Return the listing below exactly, with the pictures dropped.

** start Given information **

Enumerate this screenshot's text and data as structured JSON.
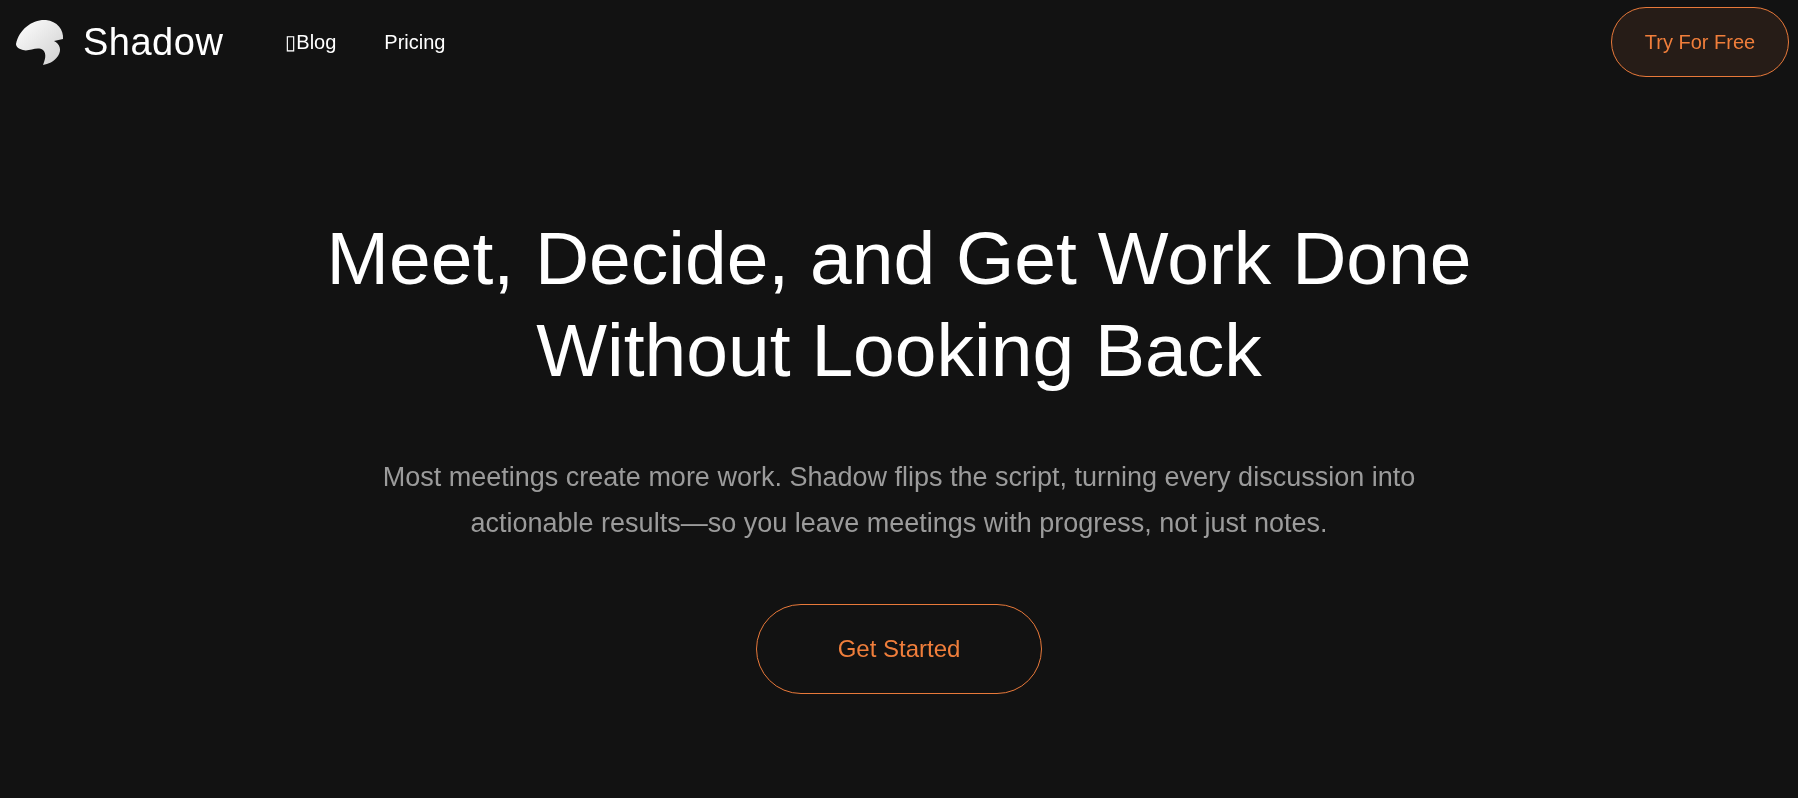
{
  "header": {
    "brand": "Shadow",
    "nav_links": [
      "▯Blog",
      "Pricing"
    ],
    "cta_button": "Try For Free"
  },
  "hero": {
    "headline": "Meet, Decide, and Get Work Done Without Looking Back",
    "subtitle": "Most meetings create more work. Shadow flips the script, turning every discussion into actionable results—so you leave meetings with progress, not just notes.",
    "button": "Get Started"
  }
}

** end Given information **

### Response to the exercise:
Enumerate this screenshot's text and data as structured JSON.
{
  "header": {
    "brand": "Shadow",
    "nav_links": [
      "▯Blog",
      "Pricing"
    ],
    "cta_button": "Try For Free"
  },
  "hero": {
    "headline": "Meet, Decide, and Get Work Done Without Looking Back",
    "subtitle": "Most meetings create more work. Shadow flips the script, turning every discussion into actionable results—so you leave meetings with progress, not just notes.",
    "button": "Get Started"
  }
}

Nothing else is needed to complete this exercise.